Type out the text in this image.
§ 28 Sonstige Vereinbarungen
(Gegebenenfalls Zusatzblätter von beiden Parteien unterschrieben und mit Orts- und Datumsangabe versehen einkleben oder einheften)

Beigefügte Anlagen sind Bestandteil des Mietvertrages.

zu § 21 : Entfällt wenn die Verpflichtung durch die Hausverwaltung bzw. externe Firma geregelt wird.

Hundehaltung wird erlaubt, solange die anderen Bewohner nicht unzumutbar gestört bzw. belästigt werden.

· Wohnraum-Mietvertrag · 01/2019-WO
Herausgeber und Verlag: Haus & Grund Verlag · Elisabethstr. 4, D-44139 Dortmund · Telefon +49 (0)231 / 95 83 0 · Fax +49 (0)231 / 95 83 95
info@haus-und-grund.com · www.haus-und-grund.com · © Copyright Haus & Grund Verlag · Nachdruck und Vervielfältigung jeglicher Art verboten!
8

****************************************

# What you should do
All of the data needs to be printed once more, exactly.

# Correct answer
Type out the text in this image.
§ 28 Sonstige Vereinbarungen
(Gegebenenfalls Zusatzblätter von beiden Parteien unterschrieben und mit Orts- und Datumsangabe versehen einkleben oder einheften)

Beigefügte Anlagen sind Bestandteil des Mietvertrages.

zu § 21 : Entfällt wenn die Verpflichtung durch die Hausverwaltung bzw. externe Firma geregelt wird.

Hundehaltung wird erlaubt, solange die anderen Bewohner nicht unzumutbar gestört bzw. belästigt werden.

· Wohnraum-Mietvertrag · 01/2019-WO
Herausgeber und Verlag: Haus & Grund Verlag · Elisabethstr. 4, D-44139 Dortmund · Telefon +49 (0)231 / 95 83 0 · Fax +49 (0)231 / 95 83 95
info@haus-und-grund.com · www.haus-und-grund.com · © Copyright Haus & Grund Verlag · Nachdruck und Vervielfältigung jeglicher Art verboten!
8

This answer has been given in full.